Exercise task ▸
Each line in the entries below that holds the string "source" is to be listed.

Extracted entries ▸

.....

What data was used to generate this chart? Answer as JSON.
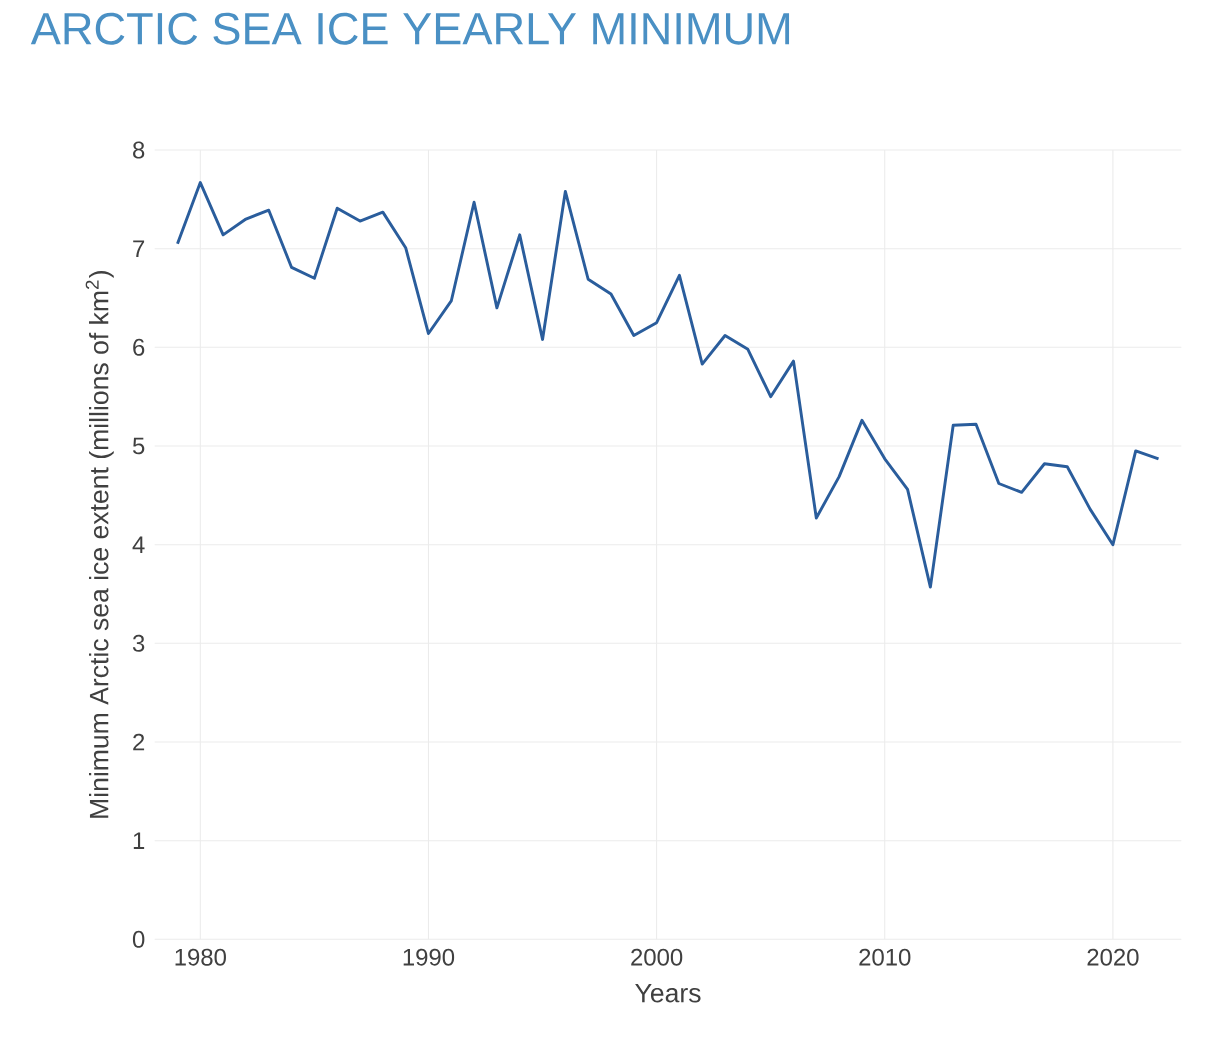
{
  "chart_data": {
    "type": "line",
    "title": "ARCTIC SEA ICE YEARLY MINIMUM",
    "xlabel": "Years",
    "ylabel": "Minimum Arctic sea ice extent (millions of km$^{2}$)",
    "x": [
      1979,
      1980,
      1981,
      1982,
      1983,
      1984,
      1985,
      1986,
      1987,
      1988,
      1989,
      1990,
      1991,
      1992,
      1993,
      1994,
      1995,
      1996,
      1997,
      1998,
      1999,
      2000,
      2001,
      2002,
      2003,
      2004,
      2005,
      2006,
      2007,
      2008,
      2009,
      2010,
      2011,
      2012,
      2013,
      2014,
      2015,
      2016,
      2017,
      2018,
      2019,
      2020,
      2021,
      2022
    ],
    "series": [
      {
        "color": "#2a5d9c",
        "values": [
          7.05,
          7.67,
          7.14,
          7.3,
          7.39,
          6.81,
          6.7,
          7.41,
          7.28,
          7.37,
          7.01,
          6.14,
          6.47,
          7.47,
          6.4,
          7.14,
          6.08,
          7.58,
          6.69,
          6.54,
          6.12,
          6.25,
          6.73,
          5.83,
          6.12,
          5.98,
          5.5,
          5.86,
          4.27,
          4.69,
          5.26,
          4.87,
          4.56,
          3.57,
          5.21,
          5.22,
          4.62,
          4.53,
          4.82,
          4.79,
          4.36,
          4.0,
          4.95,
          4.87
        ]
      }
    ],
    "xlim": [
      1978,
      2023
    ],
    "ylim": [
      0,
      8
    ],
    "xticks": [
      1980,
      1990,
      2000,
      2010,
      2020
    ],
    "yticks": [
      0,
      1,
      2,
      3,
      4,
      5,
      6,
      7,
      8
    ],
    "grid": true,
    "marker": "none",
    "line_style": "solid"
  }
}
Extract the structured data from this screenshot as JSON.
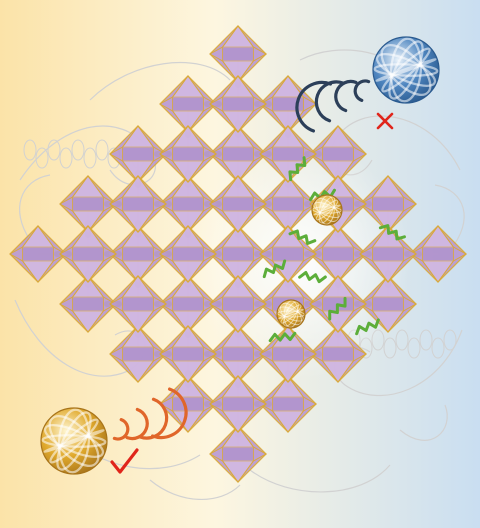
{
  "figure": {
    "background_left": "#fbe3a8",
    "background_mid": "#fdf6e0",
    "background_right": "#c9def1",
    "octahedron_face_light": "#d7bfe6",
    "octahedron_face_mid": "#b99ad3",
    "octahedron_face_dark": "#9a7bbf",
    "octahedron_edge": "#d9a93a",
    "linker_color": "#8c8f52",
    "guest_molecule_color": "#5cae3a",
    "swirl_lines": "#d2d2d2"
  },
  "particles": [
    {
      "name": "rejected-particle",
      "color": "#4f86c0",
      "status": "rejected"
    },
    {
      "name": "accepted-particle",
      "color": "#e0a92c",
      "status": "accepted"
    },
    {
      "name": "pore-guest-small",
      "color": "#e0a92c",
      "status": "inside"
    }
  ],
  "marks": {
    "reject_color": "#e0251b",
    "accept_color": "#e0251b",
    "wave_blue": "#2c3f59",
    "wave_orange": "#e0662a"
  }
}
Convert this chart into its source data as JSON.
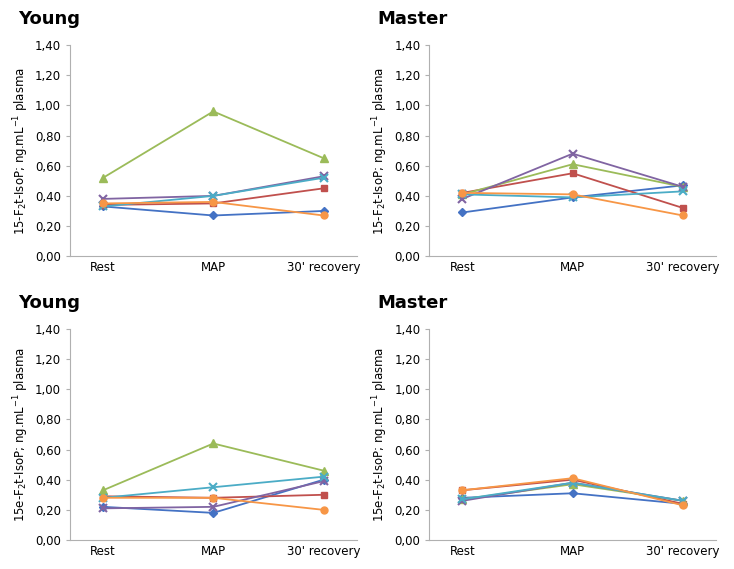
{
  "panels": [
    {
      "title": "Young",
      "ylabel": "15-F$_2$t-IsoP; ng.mL$^{-1}$ plasma",
      "series": [
        {
          "color": "#4472c4",
          "marker": "D",
          "values": [
            0.33,
            0.27,
            0.3
          ]
        },
        {
          "color": "#c0504d",
          "marker": "s",
          "values": [
            0.34,
            0.35,
            0.45
          ]
        },
        {
          "color": "#9bbb59",
          "marker": "^",
          "values": [
            0.52,
            0.96,
            0.65
          ]
        },
        {
          "color": "#8064a2",
          "marker": "x",
          "values": [
            0.38,
            0.4,
            0.53
          ]
        },
        {
          "color": "#4bacc6",
          "marker": "x",
          "values": [
            0.33,
            0.4,
            0.52
          ]
        },
        {
          "color": "#f79646",
          "marker": "o",
          "values": [
            0.35,
            0.36,
            0.27
          ]
        }
      ]
    },
    {
      "title": "Master",
      "ylabel": "15-F$_2$t-IsoP; ng.mL$^{-1}$ plasma",
      "series": [
        {
          "color": "#4472c4",
          "marker": "D",
          "values": [
            0.29,
            0.39,
            0.47
          ]
        },
        {
          "color": "#c0504d",
          "marker": "s",
          "values": [
            0.42,
            0.55,
            0.32
          ]
        },
        {
          "color": "#9bbb59",
          "marker": "^",
          "values": [
            0.41,
            0.61,
            0.46
          ]
        },
        {
          "color": "#8064a2",
          "marker": "x",
          "values": [
            0.38,
            0.68,
            0.46
          ]
        },
        {
          "color": "#4bacc6",
          "marker": "x",
          "values": [
            0.41,
            0.39,
            0.43
          ]
        },
        {
          "color": "#f79646",
          "marker": "o",
          "values": [
            0.42,
            0.41,
            0.27
          ]
        }
      ]
    },
    {
      "title": "Young",
      "ylabel": "15e-F$_2$t-IsoP; ng.mL$^{-1}$ plasma",
      "series": [
        {
          "color": "#4472c4",
          "marker": "D",
          "values": [
            0.22,
            0.18,
            0.4
          ]
        },
        {
          "color": "#c0504d",
          "marker": "s",
          "values": [
            0.29,
            0.28,
            0.3
          ]
        },
        {
          "color": "#9bbb59",
          "marker": "^",
          "values": [
            0.33,
            0.64,
            0.46
          ]
        },
        {
          "color": "#8064a2",
          "marker": "x",
          "values": [
            0.21,
            0.22,
            0.39
          ]
        },
        {
          "color": "#4bacc6",
          "marker": "x",
          "values": [
            0.28,
            0.35,
            0.42
          ]
        },
        {
          "color": "#f79646",
          "marker": "o",
          "values": [
            0.28,
            0.28,
            0.2
          ]
        }
      ]
    },
    {
      "title": "Master",
      "ylabel": "15e-F$_2$t-IsoP; ng.mL$^{-1}$ plasma",
      "series": [
        {
          "color": "#4472c4",
          "marker": "D",
          "values": [
            0.28,
            0.31,
            0.24
          ]
        },
        {
          "color": "#c0504d",
          "marker": "s",
          "values": [
            0.33,
            0.4,
            0.24
          ]
        },
        {
          "color": "#9bbb59",
          "marker": "^",
          "values": [
            0.27,
            0.37,
            0.26
          ]
        },
        {
          "color": "#8064a2",
          "marker": "x",
          "values": [
            0.26,
            0.38,
            0.26
          ]
        },
        {
          "color": "#4bacc6",
          "marker": "x",
          "values": [
            0.27,
            0.38,
            0.26
          ]
        },
        {
          "color": "#f79646",
          "marker": "o",
          "values": [
            0.33,
            0.41,
            0.23
          ]
        }
      ]
    }
  ],
  "x_labels": [
    "Rest",
    "MAP",
    "30' recovery"
  ],
  "ylim": [
    0.0,
    1.4
  ],
  "yticks": [
    0.0,
    0.2,
    0.4,
    0.6,
    0.8,
    1.0,
    1.2,
    1.4
  ],
  "ytick_labels": [
    "0,00",
    "0,20",
    "0,40",
    "0,60",
    "0,80",
    "1,00",
    "1,20",
    "1,40"
  ],
  "background_color": "#ffffff",
  "title_fontsize": 13,
  "label_fontsize": 8.5,
  "tick_fontsize": 8.5
}
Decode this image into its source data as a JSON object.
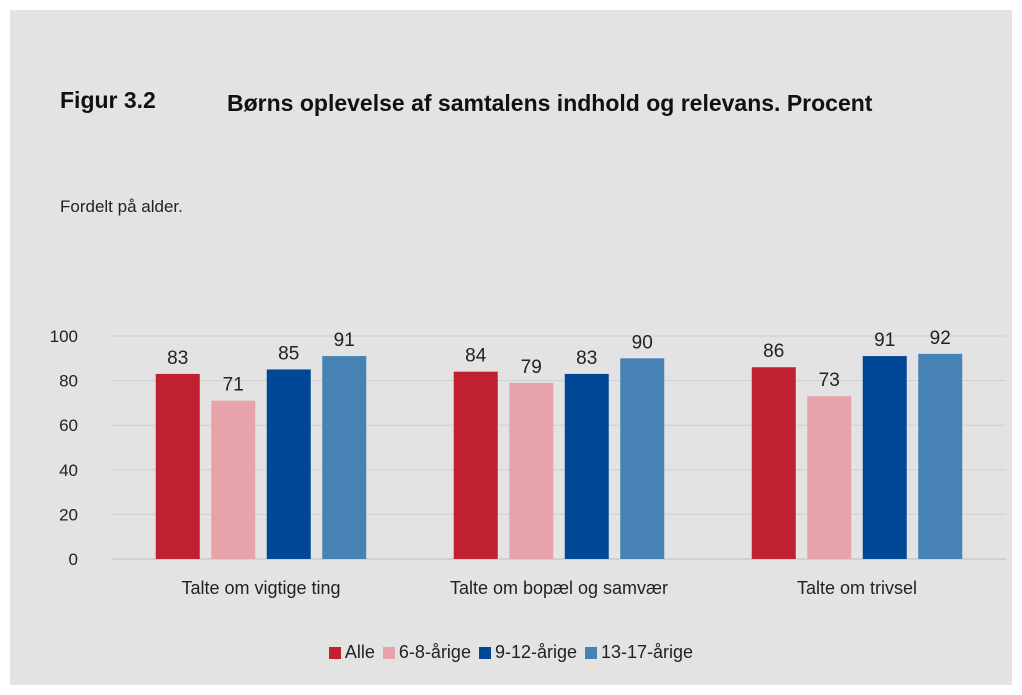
{
  "figure": {
    "number": "Figur 3.2",
    "title": "Børns oplevelse af samtalens indhold og relevans. Procent",
    "subtitle": "Fordelt på alder."
  },
  "chart_data": {
    "type": "bar",
    "categories": [
      "Talte om vigtige ting",
      "Talte om bopæl og samvær",
      "Talte om trivsel"
    ],
    "series": [
      {
        "name": "Alle",
        "color": "#c0202f",
        "values": [
          83,
          84,
          86
        ]
      },
      {
        "name": "6-8-årige",
        "color": "#e8a3aa",
        "values": [
          71,
          79,
          73
        ]
      },
      {
        "name": "9-12-årige",
        "color": "#004896",
        "values": [
          85,
          83,
          91
        ]
      },
      {
        "name": "13-17-årige",
        "color": "#4682b4",
        "values": [
          91,
          90,
          92
        ]
      }
    ],
    "yticks": [
      0,
      20,
      40,
      60,
      80,
      100
    ],
    "ylim": [
      0,
      100
    ],
    "grid": true,
    "legend": "bottom"
  }
}
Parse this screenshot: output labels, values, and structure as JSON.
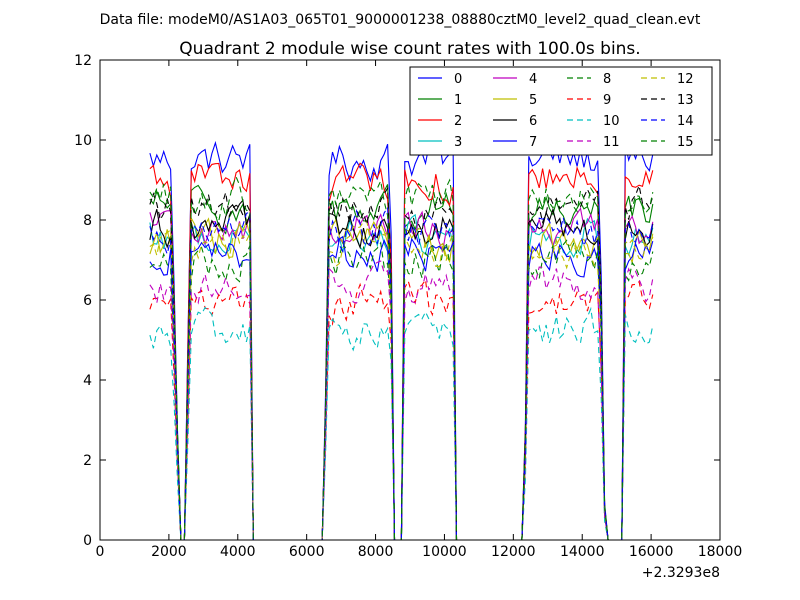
{
  "suptitle": "Data file: modeM0/AS1A03_065T01_9000001238_08880cztM0_level2_quad_clean.evt",
  "chart_data": {
    "type": "line",
    "title": "Quadrant 2 module wise count rates with 100.0s bins.",
    "xlabel": "",
    "ylabel": "",
    "x_offset_label": "+2.3293e8",
    "xlim": [
      0,
      18000
    ],
    "ylim": [
      0,
      12
    ],
    "x_ticks": [
      0,
      2000,
      4000,
      6000,
      8000,
      10000,
      12000,
      14000,
      16000,
      18000
    ],
    "y_ticks": [
      0,
      2,
      4,
      6,
      8,
      10,
      12
    ],
    "grid": false,
    "legend_position": "top-right",
    "legend_columns": 4,
    "x": [
      1450,
      1550,
      1650,
      1750,
      1850,
      1950,
      2050,
      2150,
      2250,
      2350,
      2450,
      2550,
      2650,
      2750,
      2850,
      2950,
      3050,
      3150,
      3250,
      3350,
      3450,
      3550,
      3650,
      3750,
      3850,
      3950,
      4050,
      4150,
      4250,
      4350,
      4450,
      4550,
      4650,
      4750,
      4850,
      4950,
      5050,
      5150,
      5250,
      5350,
      5450,
      5550,
      5650,
      5750,
      5850,
      5950,
      6050,
      6150,
      6250,
      6350,
      6450,
      6550,
      6650,
      6750,
      6850,
      6950,
      7050,
      7150,
      7250,
      7350,
      7450,
      7550,
      7650,
      7750,
      7850,
      7950,
      8050,
      8150,
      8250,
      8350,
      8450,
      8550,
      8650,
      8750,
      8850,
      8950,
      9050,
      9150,
      9250,
      9350,
      9450,
      9550,
      9650,
      9750,
      9850,
      9950,
      10050,
      10150,
      10250,
      10350,
      10450,
      10550,
      10650,
      10750,
      10850,
      10950,
      11050,
      11150,
      11250,
      11350,
      11450,
      11550,
      11650,
      11750,
      11850,
      11950,
      12050,
      12150,
      12250,
      12350,
      12450,
      12550,
      12650,
      12750,
      12850,
      12950,
      13050,
      13150,
      13250,
      13350,
      13450,
      13550,
      13650,
      13750,
      13850,
      13950,
      14050,
      14150,
      14250,
      14350,
      14450,
      14550,
      14650,
      14750,
      14850,
      14950,
      15050,
      15150,
      15250,
      15350,
      15450,
      15550,
      15650,
      15750,
      15850,
      15950,
      16050
    ],
    "envelope": [
      1,
      1,
      1,
      1,
      1,
      1,
      1,
      0.7,
      0.3,
      0,
      0,
      0.5,
      1,
      1,
      1,
      1,
      1,
      1,
      1,
      1,
      1,
      1,
      1,
      1,
      1,
      1,
      1,
      1,
      1,
      1,
      0,
      0,
      0,
      0,
      0,
      0,
      0,
      0,
      0,
      0,
      0,
      0,
      0,
      0,
      0,
      0,
      0,
      0,
      0,
      0,
      0,
      0.4,
      1,
      1,
      1,
      1,
      1,
      1,
      1,
      1,
      1,
      1,
      1,
      1,
      1,
      1,
      1,
      1,
      1,
      1,
      0.8,
      0,
      0,
      0,
      1,
      1,
      1,
      1,
      1,
      1,
      1,
      1,
      1,
      1,
      1,
      1,
      1,
      1,
      1,
      0,
      0,
      0,
      0,
      0,
      0,
      0,
      0,
      0,
      0,
      0,
      0,
      0,
      0,
      0,
      0,
      0,
      0,
      0,
      0,
      0.3,
      1,
      1,
      1,
      1,
      1,
      1,
      1,
      1,
      1,
      1,
      1,
      1,
      1,
      1,
      1,
      1,
      1,
      1,
      1,
      1,
      1,
      0.7,
      0.1,
      0,
      0,
      0,
      0,
      0,
      1,
      1,
      1,
      1,
      1,
      1,
      1,
      1,
      1,
      1
    ],
    "series": [
      {
        "name": "0",
        "color": "#0000ff",
        "dash": "solid",
        "level": 9.5
      },
      {
        "name": "1",
        "color": "#008000",
        "dash": "solid",
        "level": 8.3
      },
      {
        "name": "2",
        "color": "#ff0000",
        "dash": "solid",
        "level": 9.0
      },
      {
        "name": "3",
        "color": "#00bfbf",
        "dash": "solid",
        "level": 7.6
      },
      {
        "name": "4",
        "color": "#bf00bf",
        "dash": "solid",
        "level": 7.8
      },
      {
        "name": "5",
        "color": "#bfbf00",
        "dash": "solid",
        "level": 7.5
      },
      {
        "name": "6",
        "color": "#000000",
        "dash": "solid",
        "level": 7.8
      },
      {
        "name": "7",
        "color": "#0000ff",
        "dash": "solid",
        "level": 7.2
      },
      {
        "name": "8",
        "color": "#008000",
        "dash": "dashed",
        "level": 7.0
      },
      {
        "name": "9",
        "color": "#ff0000",
        "dash": "dashed",
        "level": 5.9
      },
      {
        "name": "10",
        "color": "#00bfbf",
        "dash": "dashed",
        "level": 5.2
      },
      {
        "name": "11",
        "color": "#bf00bf",
        "dash": "dashed",
        "level": 6.4
      },
      {
        "name": "12",
        "color": "#bfbf00",
        "dash": "dashed",
        "level": 7.3
      },
      {
        "name": "13",
        "color": "#000000",
        "dash": "dashed",
        "level": 8.3
      },
      {
        "name": "14",
        "color": "#0000ff",
        "dash": "dashed",
        "level": 7.7
      },
      {
        "name": "15",
        "color": "#008000",
        "dash": "dashed",
        "level": 8.5
      }
    ]
  }
}
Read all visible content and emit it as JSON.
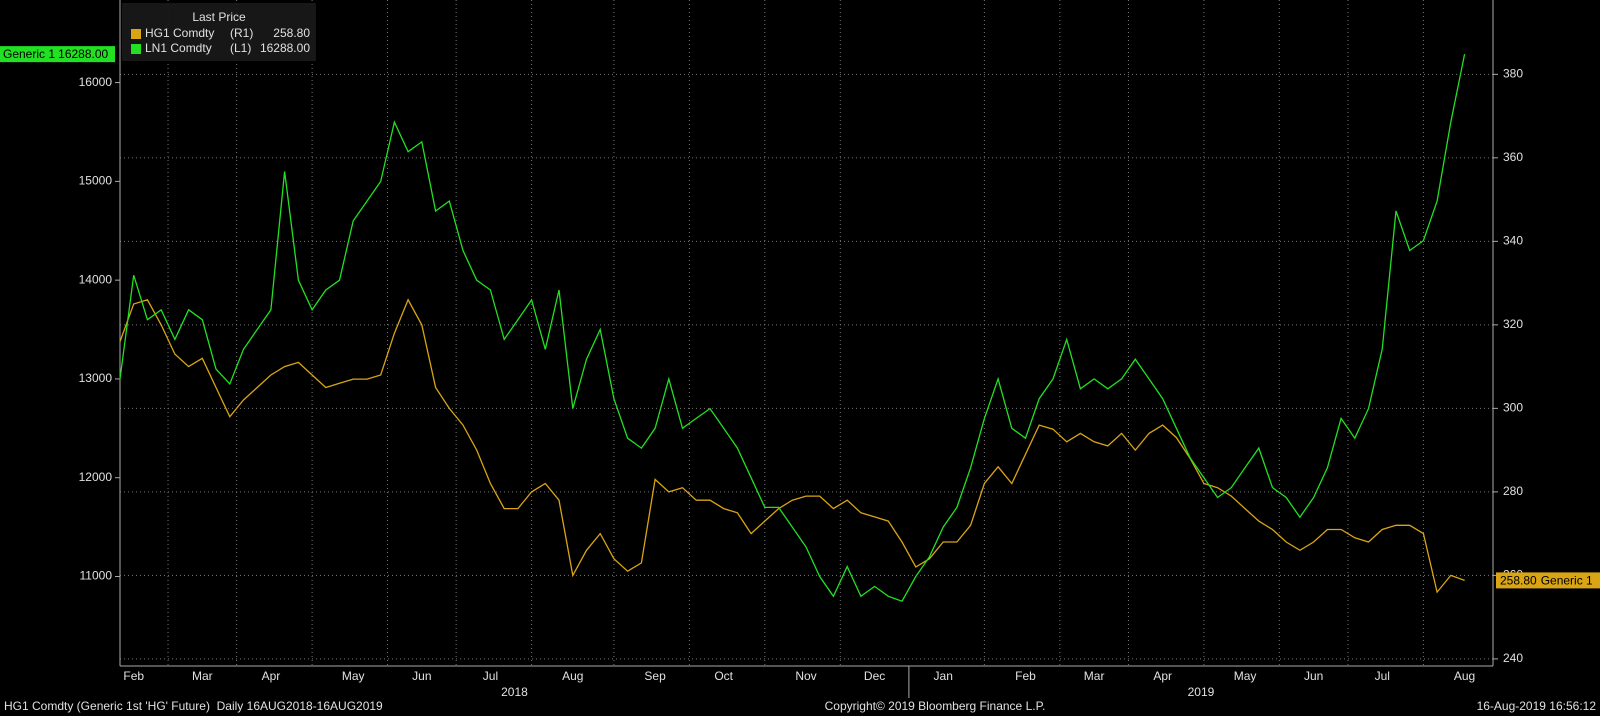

.....

Completed task ▸
Convert this chart into its source data as JSON.
Decode this image into its source data as a JSON object.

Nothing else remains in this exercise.